— Information provided —
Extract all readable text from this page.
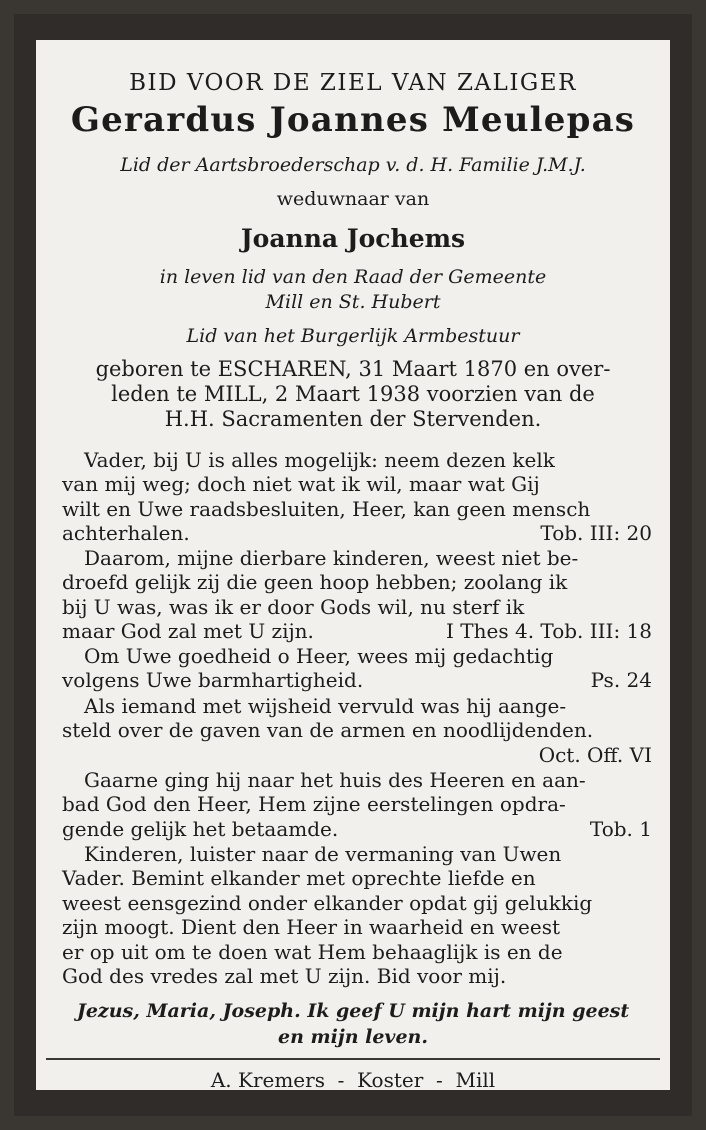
BID VOOR DE ZIEL VAN ZALIGER
Gerardus Joannes Meulepas
Lid der Aartsbroederschap v. d. H. Familie J.M.J.
weduwnaar van
Joanna Jochems
in leven lid van den Raad der Gemeente
Mill en St. Hubert
Lid van het Burgerlijk Armbestuur
geboren te ESCHAREN, 31 Maart 1870 en over-
leden te MILL, 2 Maart 1938 voorzien van de
H.H. Sacramenten der Stervenden.
Vader, bij U is alles mogelijk: neem dezen kelk
van mij weg; doch niet wat ik wil, maar wat Gij
wilt en Uwe raadsbesluiten, Heer, kan geen mensch
achterhalen.	Tob. III: 20
Daarom, mijne dierbare kinderen, weest niet be-
droefd gelijk zij die geen hoop hebben; zoolang ik
bij U was, was ik er door Gods wil, nu sterf ik
maar God zal met U zijn.	I Thes 4. Tob. III: 18
Om Uwe goedheid o Heer, wees mij gedachtig
volgens Uwe barmhartigheid.	Ps. 24
Als iemand met wijsheid vervuld was hij aange-
steld over de gaven van de armen en noodlijdenden.
Oct. Off. VI
Gaarne ging hij naar het huis des Heeren en aan-
bad God den Heer, Hem zijne eerstelingen opdra-
gende gelijk het betaamde.	Tob. 1
Kinderen, luister naar de vermaning van Uwen
Vader. Bemint elkander met oprechte liefde en
weest eensgezind onder elkander opdat gij gelukkig
zijn moogt. Dient den Heer in waarheid en weest
er op uit om te doen wat Hem behaaglijk is en de
God des vredes zal met U zijn. Bid voor mij.
Jezus, Maria, Joseph. Ik geef U mijn hart mijn geest
en mijn leven.
A. Kremers  -  Koster  -  Mill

— Directive —
Which lines contain the word "Maart"? Return each of them.

— Solution for this exercise —
geboren te ESCHAREN, 31 Maart 1870 en over-
leden te MILL, 2 Maart 1938 voorzien van de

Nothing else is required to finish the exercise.